** Start **

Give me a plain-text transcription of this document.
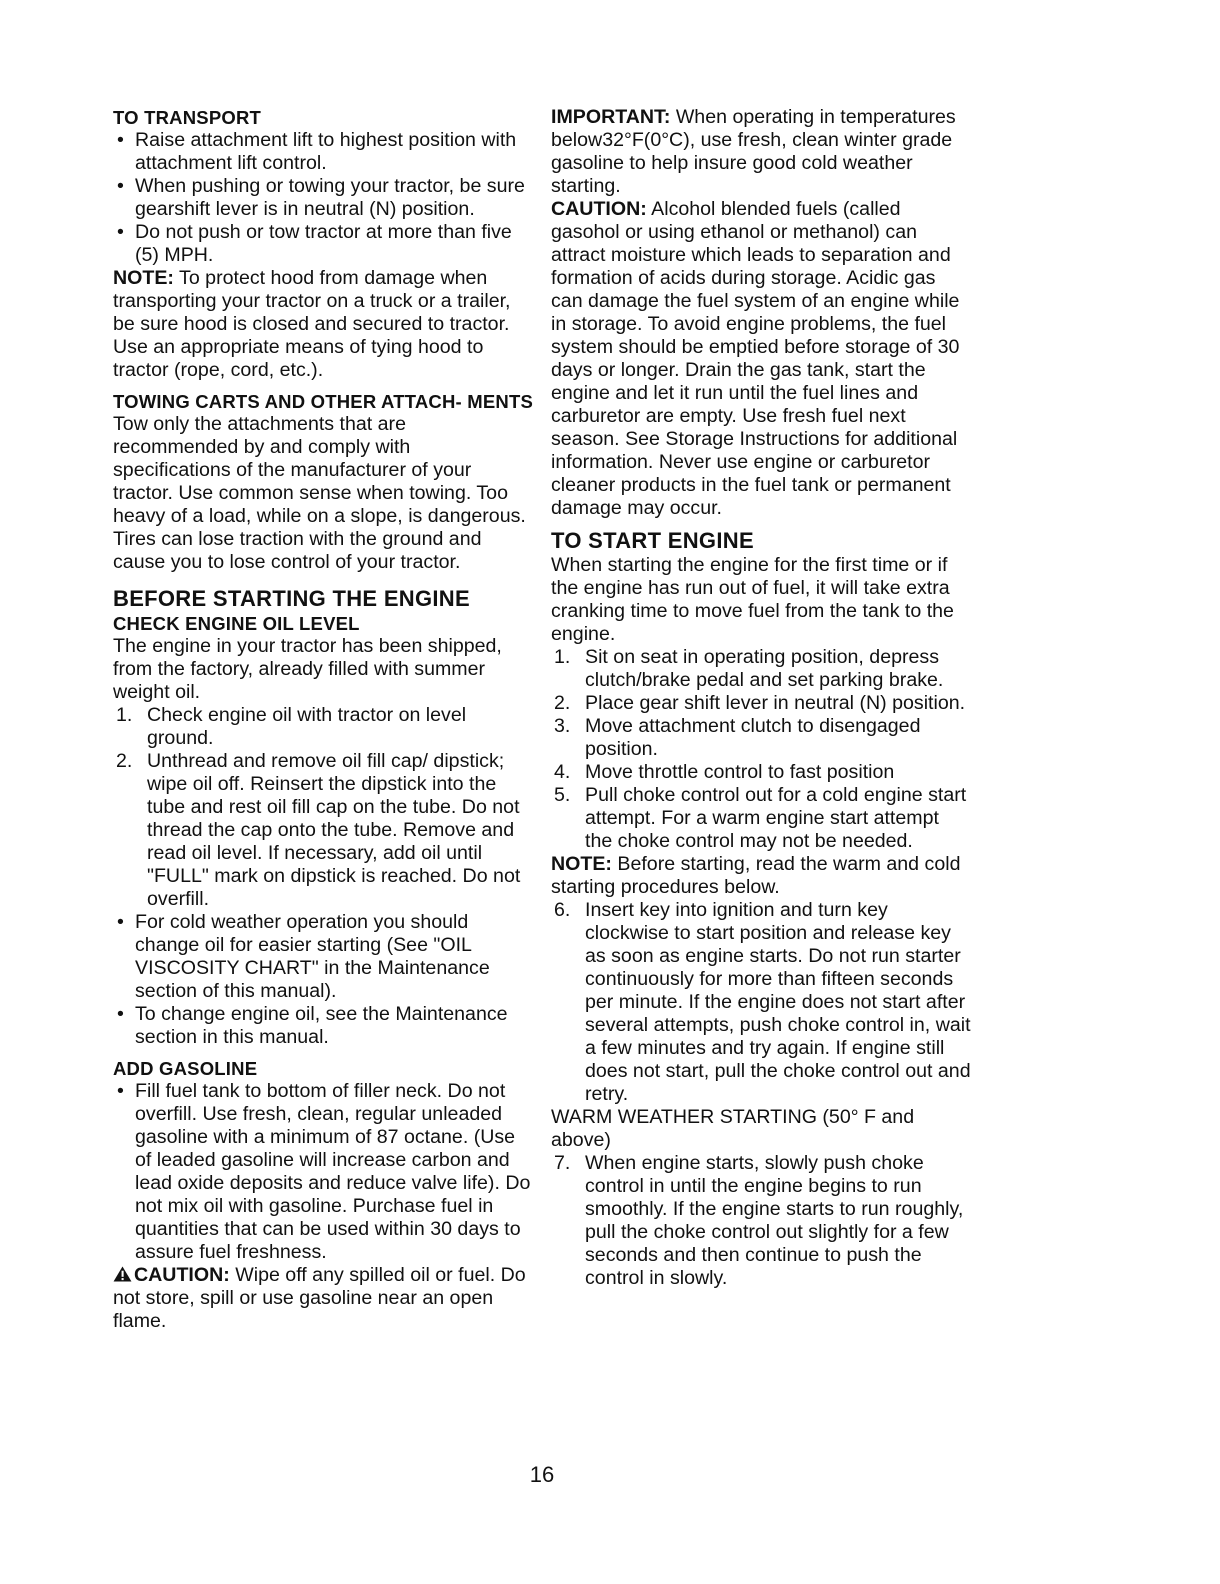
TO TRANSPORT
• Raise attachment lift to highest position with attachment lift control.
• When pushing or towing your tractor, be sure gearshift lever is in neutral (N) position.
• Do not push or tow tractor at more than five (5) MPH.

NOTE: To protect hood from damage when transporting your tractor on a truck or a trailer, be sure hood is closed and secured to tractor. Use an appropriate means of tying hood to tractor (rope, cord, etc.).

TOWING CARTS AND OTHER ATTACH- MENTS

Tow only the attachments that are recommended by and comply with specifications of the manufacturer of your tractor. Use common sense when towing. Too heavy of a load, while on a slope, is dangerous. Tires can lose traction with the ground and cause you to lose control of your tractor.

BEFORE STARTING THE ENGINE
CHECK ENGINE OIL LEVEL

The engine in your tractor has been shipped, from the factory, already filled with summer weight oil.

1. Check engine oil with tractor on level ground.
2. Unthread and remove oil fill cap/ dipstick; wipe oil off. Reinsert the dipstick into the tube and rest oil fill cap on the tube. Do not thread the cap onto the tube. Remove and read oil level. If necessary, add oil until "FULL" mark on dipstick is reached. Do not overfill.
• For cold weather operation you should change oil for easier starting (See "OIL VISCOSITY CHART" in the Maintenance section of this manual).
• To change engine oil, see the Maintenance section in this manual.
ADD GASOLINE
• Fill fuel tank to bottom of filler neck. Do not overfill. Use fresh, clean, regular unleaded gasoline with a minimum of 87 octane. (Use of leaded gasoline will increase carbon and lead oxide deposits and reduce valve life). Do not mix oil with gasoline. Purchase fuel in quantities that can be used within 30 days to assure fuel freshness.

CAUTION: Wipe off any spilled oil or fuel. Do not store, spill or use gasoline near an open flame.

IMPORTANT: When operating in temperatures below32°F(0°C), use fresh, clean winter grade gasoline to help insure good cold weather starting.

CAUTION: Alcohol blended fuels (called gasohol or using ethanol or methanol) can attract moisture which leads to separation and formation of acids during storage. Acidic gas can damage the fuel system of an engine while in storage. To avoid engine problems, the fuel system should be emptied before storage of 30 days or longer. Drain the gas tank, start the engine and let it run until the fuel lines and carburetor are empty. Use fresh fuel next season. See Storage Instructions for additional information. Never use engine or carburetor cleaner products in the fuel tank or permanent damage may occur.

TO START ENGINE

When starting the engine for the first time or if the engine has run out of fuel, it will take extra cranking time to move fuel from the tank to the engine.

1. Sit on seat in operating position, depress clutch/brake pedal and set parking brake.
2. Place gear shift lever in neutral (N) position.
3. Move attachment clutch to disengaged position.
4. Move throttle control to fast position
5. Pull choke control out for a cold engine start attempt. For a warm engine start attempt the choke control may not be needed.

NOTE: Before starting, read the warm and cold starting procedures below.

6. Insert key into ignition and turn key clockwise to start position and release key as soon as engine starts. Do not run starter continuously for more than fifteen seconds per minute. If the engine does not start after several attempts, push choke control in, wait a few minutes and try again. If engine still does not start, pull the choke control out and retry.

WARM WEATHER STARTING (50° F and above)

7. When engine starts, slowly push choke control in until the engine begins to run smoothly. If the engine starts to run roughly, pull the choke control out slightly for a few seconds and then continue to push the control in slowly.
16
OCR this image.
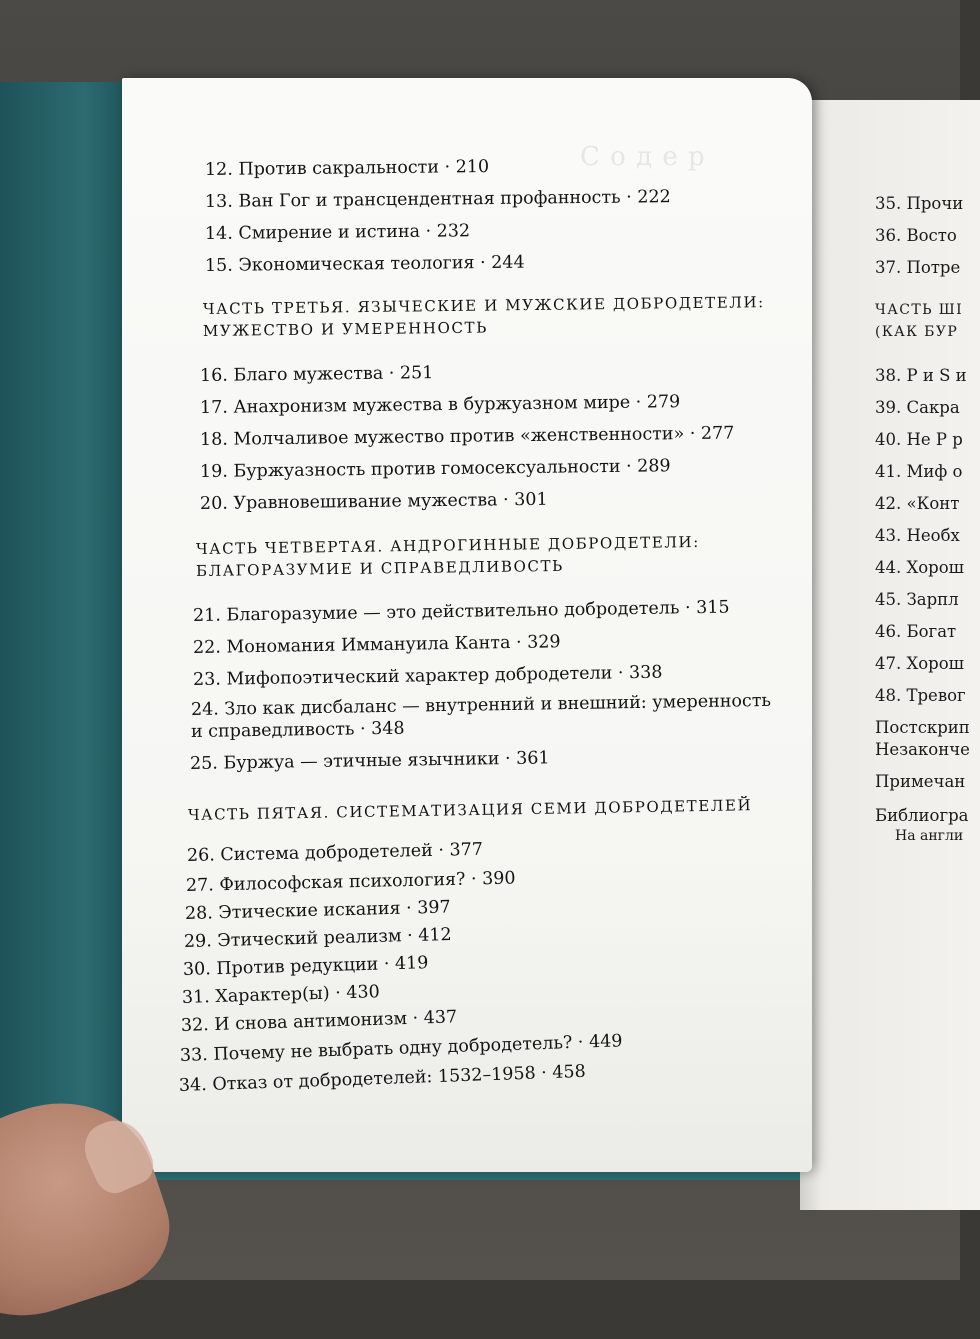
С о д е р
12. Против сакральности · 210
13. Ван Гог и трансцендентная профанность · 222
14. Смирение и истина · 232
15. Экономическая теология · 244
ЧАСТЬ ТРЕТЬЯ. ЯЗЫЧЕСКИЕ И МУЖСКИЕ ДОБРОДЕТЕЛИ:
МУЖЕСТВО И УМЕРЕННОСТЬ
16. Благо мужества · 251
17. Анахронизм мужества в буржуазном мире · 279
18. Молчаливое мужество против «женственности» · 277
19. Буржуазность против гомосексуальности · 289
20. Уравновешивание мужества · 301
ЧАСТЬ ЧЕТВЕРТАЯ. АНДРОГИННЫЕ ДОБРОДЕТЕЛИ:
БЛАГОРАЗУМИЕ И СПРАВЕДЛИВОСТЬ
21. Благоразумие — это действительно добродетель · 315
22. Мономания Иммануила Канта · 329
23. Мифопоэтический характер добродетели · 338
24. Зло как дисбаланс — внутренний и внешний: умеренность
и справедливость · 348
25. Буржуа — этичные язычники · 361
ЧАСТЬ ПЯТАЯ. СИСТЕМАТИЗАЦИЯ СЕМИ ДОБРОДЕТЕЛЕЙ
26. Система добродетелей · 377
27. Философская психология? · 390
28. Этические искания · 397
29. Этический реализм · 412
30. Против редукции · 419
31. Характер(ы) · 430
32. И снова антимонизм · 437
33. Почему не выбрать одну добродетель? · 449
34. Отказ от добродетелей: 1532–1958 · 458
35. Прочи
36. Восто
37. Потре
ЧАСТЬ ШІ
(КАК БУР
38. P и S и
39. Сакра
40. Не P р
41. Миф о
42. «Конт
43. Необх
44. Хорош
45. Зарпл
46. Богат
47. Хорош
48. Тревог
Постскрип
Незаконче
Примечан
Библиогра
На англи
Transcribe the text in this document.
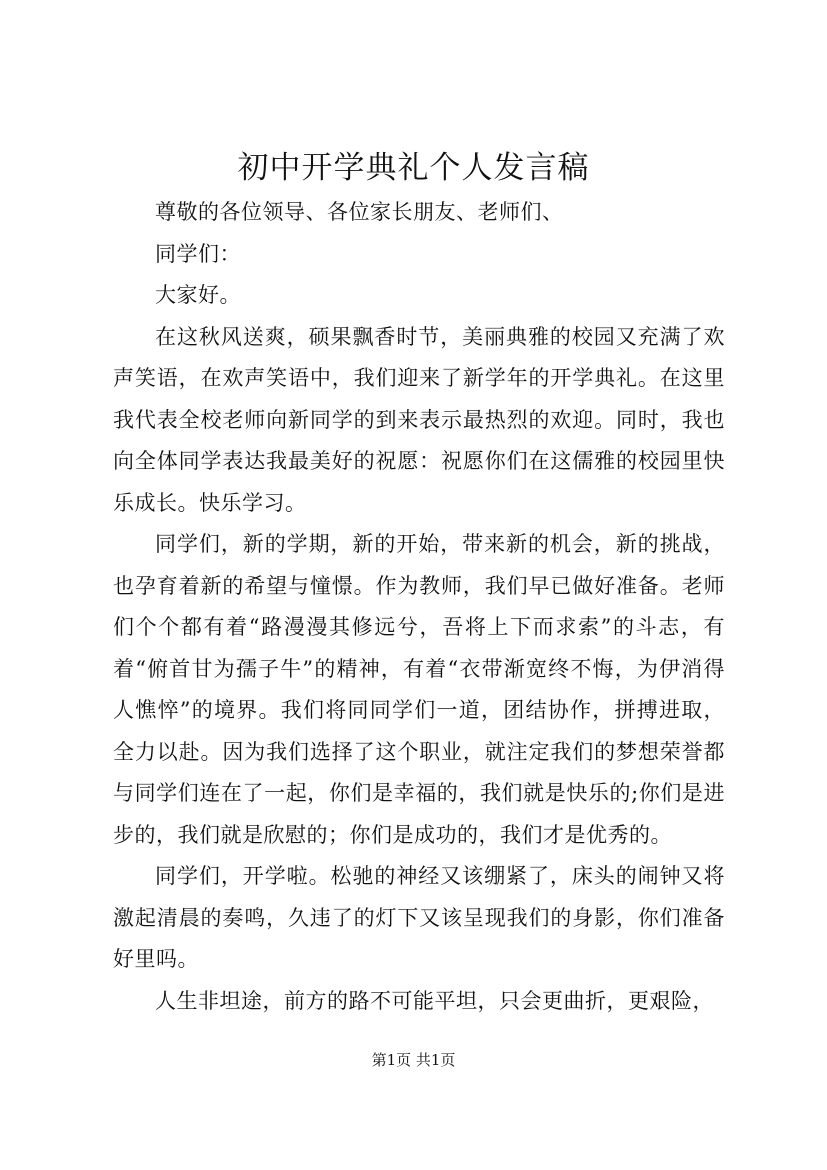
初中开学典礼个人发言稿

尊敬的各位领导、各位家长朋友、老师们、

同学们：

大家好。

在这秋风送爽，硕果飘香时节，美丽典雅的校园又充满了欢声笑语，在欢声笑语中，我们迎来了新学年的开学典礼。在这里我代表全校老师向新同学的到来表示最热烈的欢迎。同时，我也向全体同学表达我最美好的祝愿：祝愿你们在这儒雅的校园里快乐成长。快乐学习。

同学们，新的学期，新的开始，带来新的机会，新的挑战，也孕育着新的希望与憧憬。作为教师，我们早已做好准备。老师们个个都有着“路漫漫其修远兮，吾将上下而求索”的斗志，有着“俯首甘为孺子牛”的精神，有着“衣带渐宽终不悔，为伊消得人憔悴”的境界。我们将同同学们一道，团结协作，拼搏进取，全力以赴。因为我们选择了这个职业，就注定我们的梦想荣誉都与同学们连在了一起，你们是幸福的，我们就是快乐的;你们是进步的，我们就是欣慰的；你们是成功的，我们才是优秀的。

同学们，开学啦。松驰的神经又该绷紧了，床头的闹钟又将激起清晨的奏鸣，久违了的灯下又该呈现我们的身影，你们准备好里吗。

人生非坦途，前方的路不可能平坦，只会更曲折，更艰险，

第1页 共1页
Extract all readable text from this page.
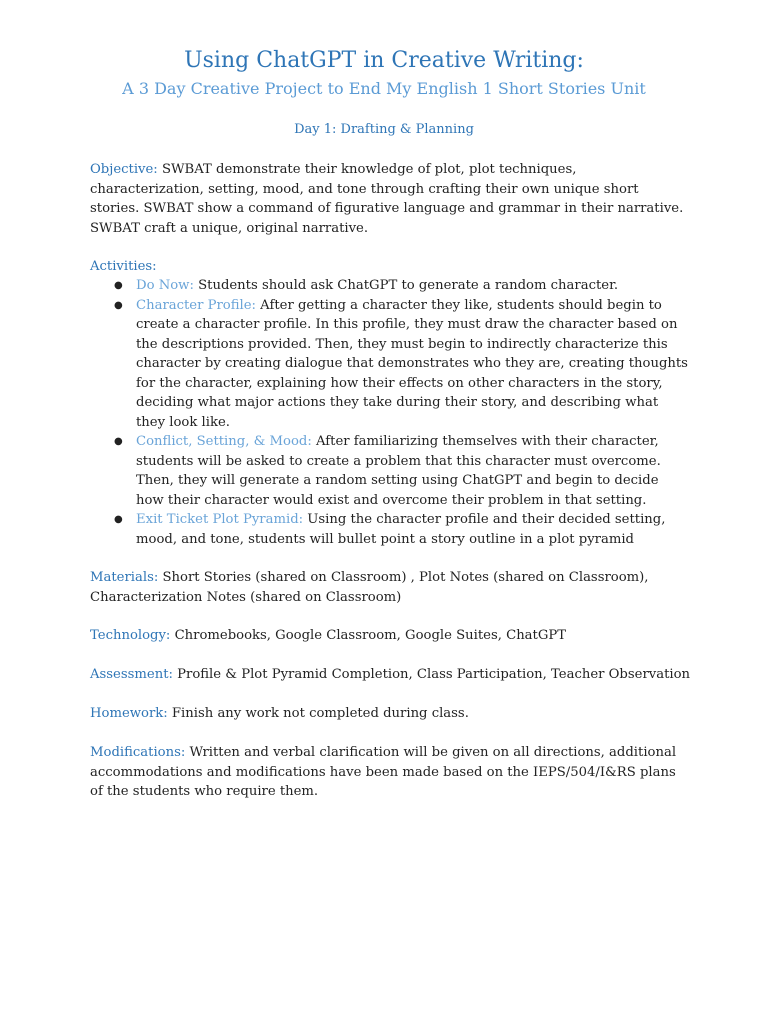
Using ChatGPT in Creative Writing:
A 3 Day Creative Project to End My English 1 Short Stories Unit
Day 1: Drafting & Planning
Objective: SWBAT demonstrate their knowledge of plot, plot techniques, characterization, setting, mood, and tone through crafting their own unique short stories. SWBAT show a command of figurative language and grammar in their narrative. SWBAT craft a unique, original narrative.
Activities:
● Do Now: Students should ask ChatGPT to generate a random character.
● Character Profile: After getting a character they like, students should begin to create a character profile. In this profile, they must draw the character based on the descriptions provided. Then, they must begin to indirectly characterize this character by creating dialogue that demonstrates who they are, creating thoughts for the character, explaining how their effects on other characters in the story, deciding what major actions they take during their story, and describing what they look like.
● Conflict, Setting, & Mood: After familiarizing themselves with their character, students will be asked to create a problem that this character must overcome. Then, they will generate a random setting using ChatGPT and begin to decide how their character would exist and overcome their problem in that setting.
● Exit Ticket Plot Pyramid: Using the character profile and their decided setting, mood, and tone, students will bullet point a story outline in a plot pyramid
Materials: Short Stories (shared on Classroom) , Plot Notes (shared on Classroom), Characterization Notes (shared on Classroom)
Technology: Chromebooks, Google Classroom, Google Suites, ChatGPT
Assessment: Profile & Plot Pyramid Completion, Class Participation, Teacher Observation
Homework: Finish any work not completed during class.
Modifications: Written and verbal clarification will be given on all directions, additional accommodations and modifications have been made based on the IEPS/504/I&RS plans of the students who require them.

** End **

List each line in the listing that contains the string "generate".

● Do Now: Students should ask ChatGPT to generate a random character.
● Conflict, Setting, & Mood: After familiarizing themselves with their character, students will be asked to create a problem that this character must overcome. Then, they will generate a random setting using ChatGPT and begin to decide how their character would exist and overcome their problem in that setting.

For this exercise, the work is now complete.